Part of a data file
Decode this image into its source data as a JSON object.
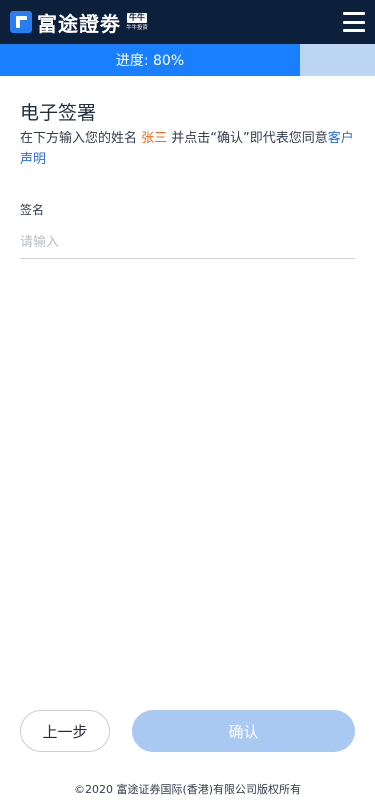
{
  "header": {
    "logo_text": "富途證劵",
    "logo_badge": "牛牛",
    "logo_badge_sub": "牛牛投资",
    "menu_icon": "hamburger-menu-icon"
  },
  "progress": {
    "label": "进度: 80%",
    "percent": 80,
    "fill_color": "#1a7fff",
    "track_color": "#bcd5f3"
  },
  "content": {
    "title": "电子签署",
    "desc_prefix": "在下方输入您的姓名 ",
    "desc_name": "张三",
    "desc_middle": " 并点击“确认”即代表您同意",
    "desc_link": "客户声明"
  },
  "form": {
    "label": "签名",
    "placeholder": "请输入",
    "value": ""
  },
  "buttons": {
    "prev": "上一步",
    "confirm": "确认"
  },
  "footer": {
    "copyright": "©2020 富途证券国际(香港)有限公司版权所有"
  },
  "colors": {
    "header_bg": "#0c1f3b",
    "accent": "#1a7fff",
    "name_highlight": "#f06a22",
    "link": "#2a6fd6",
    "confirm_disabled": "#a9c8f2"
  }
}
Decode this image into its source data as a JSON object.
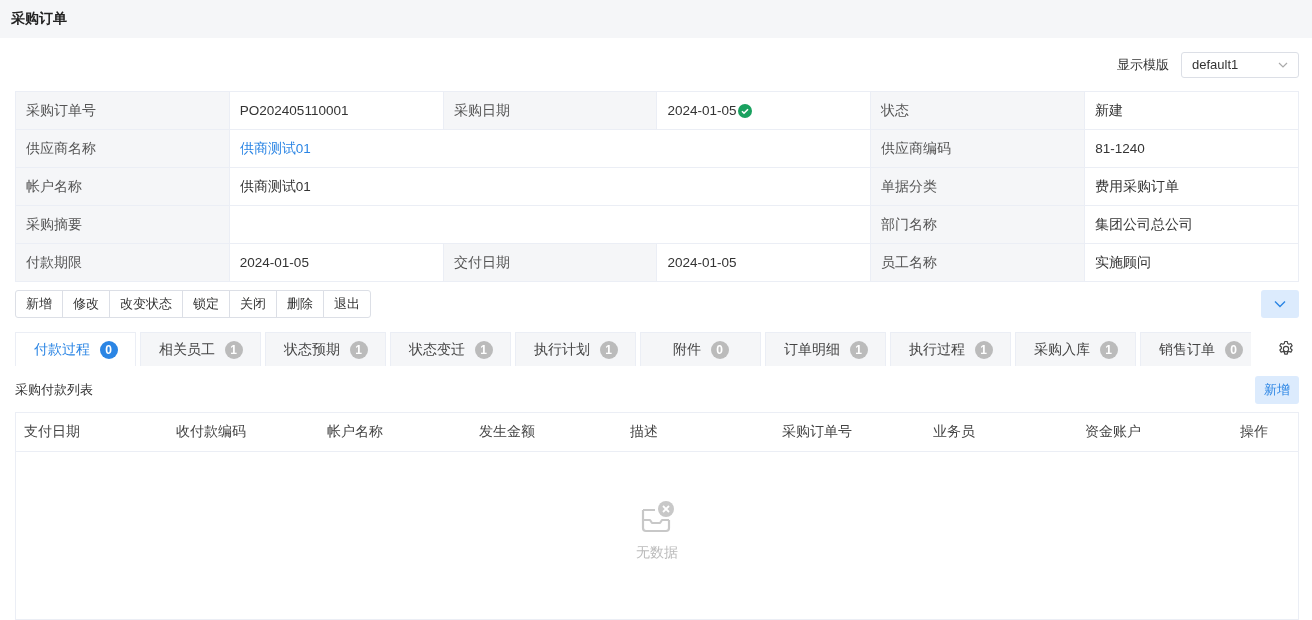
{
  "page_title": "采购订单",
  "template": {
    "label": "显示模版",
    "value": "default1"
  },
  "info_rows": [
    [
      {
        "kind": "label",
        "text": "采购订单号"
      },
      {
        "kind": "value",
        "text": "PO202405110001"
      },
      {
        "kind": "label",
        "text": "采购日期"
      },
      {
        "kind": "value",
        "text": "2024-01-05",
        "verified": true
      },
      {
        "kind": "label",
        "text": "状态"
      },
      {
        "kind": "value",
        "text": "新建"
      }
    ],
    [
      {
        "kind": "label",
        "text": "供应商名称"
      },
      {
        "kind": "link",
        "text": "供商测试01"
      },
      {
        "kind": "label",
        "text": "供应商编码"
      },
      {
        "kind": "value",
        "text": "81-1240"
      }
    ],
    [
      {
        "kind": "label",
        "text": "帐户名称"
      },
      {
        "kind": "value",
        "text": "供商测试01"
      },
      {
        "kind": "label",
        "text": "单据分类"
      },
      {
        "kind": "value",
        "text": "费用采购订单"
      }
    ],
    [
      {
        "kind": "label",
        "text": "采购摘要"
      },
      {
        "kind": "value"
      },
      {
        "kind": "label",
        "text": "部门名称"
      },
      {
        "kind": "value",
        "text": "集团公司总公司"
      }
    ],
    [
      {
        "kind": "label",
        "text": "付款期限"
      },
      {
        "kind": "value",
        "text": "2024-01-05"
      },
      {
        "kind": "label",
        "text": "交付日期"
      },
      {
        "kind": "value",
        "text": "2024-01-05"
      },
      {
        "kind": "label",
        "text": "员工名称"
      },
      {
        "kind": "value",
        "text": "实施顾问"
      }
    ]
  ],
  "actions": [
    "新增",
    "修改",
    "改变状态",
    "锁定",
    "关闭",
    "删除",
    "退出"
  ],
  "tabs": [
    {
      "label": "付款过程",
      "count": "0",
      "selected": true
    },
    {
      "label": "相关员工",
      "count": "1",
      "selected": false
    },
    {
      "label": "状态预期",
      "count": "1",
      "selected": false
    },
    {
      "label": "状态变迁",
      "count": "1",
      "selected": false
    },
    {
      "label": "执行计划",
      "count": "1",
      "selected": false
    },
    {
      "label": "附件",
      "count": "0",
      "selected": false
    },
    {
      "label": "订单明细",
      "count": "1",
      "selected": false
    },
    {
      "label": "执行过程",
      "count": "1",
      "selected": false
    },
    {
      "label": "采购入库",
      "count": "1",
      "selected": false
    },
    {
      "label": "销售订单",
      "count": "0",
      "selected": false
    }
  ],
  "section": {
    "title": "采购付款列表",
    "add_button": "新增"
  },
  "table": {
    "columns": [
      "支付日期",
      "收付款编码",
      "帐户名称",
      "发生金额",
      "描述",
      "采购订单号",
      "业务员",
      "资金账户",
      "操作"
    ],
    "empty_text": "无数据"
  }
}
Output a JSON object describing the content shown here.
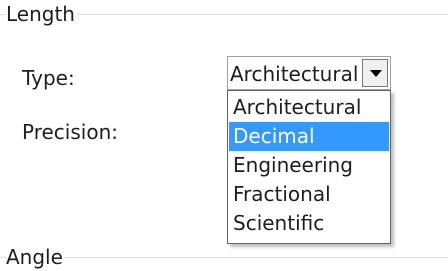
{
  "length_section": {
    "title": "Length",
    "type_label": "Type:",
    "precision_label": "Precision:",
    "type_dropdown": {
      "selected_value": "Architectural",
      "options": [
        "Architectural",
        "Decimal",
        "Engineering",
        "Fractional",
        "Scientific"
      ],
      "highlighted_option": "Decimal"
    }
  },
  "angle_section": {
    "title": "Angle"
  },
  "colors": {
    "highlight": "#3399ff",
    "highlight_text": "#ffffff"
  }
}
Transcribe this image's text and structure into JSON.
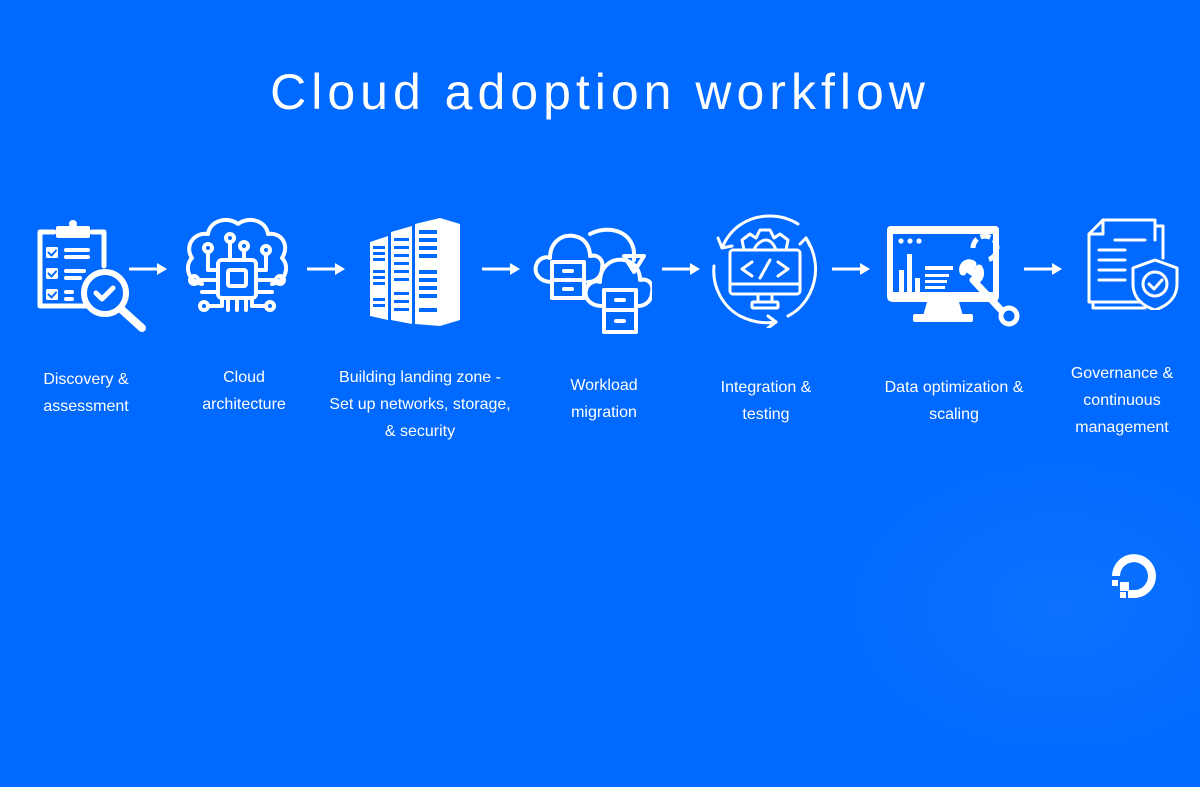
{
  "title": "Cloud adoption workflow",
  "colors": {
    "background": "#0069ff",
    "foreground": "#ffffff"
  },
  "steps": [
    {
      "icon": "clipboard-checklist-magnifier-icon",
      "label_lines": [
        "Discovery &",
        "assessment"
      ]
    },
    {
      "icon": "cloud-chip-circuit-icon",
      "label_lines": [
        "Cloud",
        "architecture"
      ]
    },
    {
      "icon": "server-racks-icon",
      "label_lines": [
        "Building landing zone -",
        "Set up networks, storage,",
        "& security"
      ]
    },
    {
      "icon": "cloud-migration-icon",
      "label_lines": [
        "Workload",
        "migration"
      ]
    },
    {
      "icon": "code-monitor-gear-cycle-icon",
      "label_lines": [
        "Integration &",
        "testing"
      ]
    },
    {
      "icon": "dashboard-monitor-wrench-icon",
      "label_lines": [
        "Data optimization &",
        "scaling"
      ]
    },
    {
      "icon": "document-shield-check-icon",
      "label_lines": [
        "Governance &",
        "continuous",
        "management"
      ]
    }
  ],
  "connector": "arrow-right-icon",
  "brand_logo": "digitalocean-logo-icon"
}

--

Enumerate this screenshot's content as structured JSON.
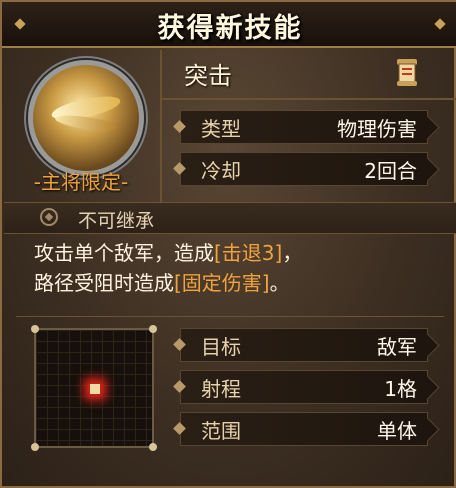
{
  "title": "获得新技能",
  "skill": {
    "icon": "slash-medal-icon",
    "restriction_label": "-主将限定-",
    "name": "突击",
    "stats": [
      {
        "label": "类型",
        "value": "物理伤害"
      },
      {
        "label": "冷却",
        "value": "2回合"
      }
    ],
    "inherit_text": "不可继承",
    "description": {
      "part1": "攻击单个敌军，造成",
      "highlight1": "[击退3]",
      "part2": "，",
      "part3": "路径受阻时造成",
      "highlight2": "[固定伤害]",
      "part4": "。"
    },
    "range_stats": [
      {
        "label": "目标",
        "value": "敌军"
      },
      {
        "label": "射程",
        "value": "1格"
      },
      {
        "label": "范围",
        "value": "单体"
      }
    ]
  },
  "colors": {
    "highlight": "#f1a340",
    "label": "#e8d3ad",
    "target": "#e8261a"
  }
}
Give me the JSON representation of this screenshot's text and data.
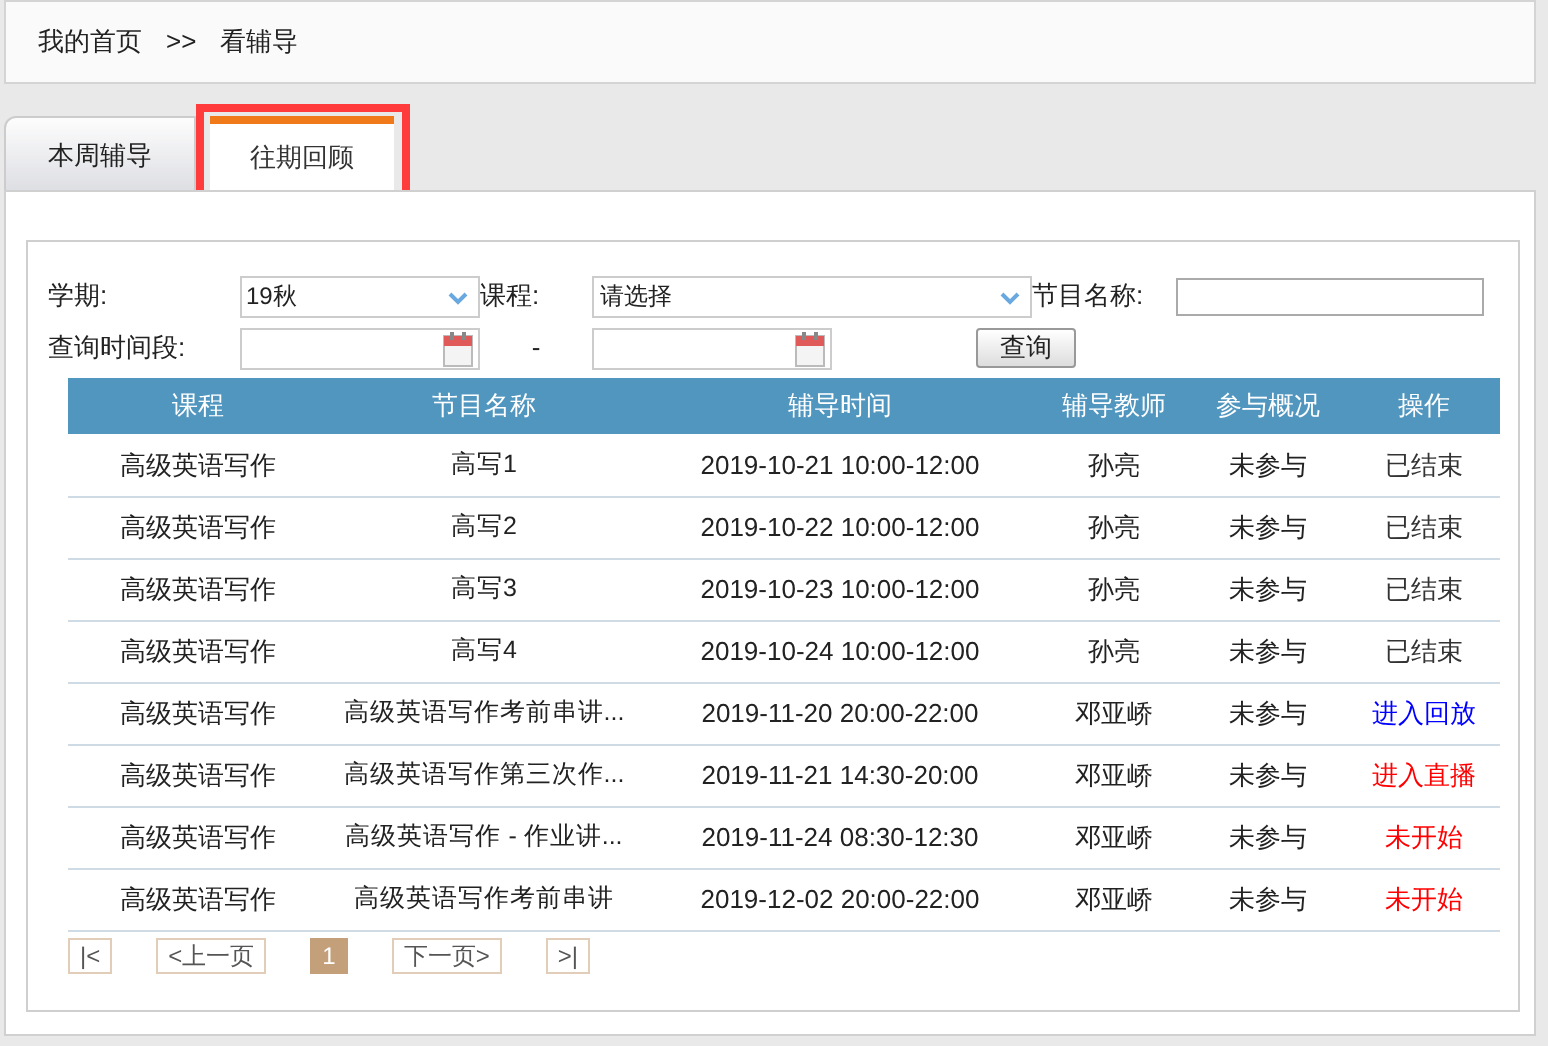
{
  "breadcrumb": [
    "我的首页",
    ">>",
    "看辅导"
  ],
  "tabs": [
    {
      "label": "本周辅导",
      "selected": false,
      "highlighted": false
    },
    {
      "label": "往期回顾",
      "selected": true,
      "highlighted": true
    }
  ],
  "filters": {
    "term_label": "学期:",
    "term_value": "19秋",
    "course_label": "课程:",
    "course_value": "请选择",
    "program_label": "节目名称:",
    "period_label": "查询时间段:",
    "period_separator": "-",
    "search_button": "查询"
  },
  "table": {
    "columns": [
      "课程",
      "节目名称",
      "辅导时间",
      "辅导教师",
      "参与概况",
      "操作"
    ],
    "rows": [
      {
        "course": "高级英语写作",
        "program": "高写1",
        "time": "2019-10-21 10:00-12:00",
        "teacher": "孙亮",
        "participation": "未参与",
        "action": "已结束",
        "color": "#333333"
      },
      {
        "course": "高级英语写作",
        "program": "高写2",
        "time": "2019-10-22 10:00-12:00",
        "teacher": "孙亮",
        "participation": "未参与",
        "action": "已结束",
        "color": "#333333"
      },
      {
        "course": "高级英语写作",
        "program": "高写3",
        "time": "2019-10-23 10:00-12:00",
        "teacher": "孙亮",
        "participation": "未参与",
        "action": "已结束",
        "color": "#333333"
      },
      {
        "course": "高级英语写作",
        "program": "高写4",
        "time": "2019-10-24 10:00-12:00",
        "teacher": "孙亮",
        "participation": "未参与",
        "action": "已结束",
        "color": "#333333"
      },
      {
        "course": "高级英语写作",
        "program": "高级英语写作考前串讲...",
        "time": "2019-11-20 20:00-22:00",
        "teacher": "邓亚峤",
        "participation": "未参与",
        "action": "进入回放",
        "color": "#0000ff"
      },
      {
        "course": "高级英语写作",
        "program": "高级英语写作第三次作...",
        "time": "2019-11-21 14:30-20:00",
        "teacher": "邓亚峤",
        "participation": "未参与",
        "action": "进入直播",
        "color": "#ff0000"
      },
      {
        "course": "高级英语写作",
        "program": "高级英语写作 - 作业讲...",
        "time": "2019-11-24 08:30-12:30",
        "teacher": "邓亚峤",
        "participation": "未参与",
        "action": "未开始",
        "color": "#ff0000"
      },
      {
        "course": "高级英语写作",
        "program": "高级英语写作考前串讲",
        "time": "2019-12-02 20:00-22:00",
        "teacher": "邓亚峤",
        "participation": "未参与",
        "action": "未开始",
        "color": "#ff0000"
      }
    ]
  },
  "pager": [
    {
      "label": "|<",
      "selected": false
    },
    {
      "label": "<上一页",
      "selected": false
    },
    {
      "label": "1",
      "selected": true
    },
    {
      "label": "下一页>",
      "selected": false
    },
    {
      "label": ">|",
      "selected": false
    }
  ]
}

---

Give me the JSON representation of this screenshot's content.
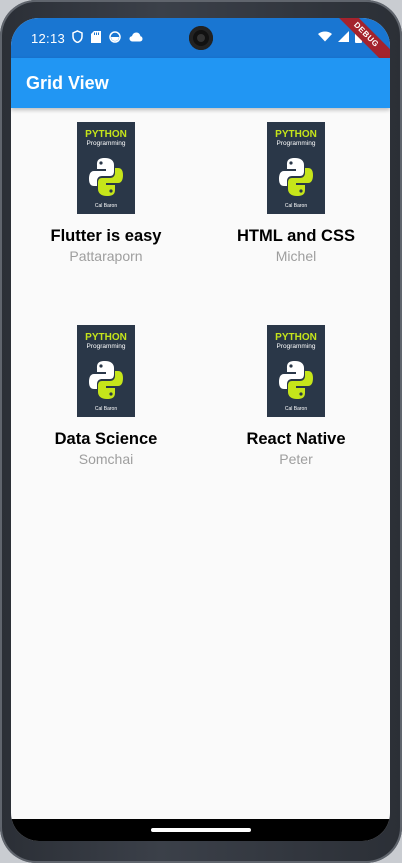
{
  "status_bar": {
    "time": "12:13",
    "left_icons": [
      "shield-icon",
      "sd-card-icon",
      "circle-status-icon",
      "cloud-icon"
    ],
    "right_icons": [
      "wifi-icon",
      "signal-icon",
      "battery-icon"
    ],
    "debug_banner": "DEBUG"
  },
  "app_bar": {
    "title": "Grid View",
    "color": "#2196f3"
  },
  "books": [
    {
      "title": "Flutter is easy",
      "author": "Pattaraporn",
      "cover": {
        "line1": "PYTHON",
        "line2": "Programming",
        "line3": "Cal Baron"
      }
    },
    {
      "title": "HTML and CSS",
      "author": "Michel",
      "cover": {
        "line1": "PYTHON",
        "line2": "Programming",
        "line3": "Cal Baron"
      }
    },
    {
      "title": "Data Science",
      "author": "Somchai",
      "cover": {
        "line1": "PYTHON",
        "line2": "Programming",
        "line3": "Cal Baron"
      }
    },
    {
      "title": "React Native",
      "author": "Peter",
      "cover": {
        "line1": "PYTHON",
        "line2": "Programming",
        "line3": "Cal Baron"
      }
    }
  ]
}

* WORK TO DO *
Copy out each line of the records where the string "monitor" appears.

* FULL OUTPUT *
      "icon": "code-monitor-gear-cycle-icon",
      "icon": "dashboard-monitor-wrench-icon",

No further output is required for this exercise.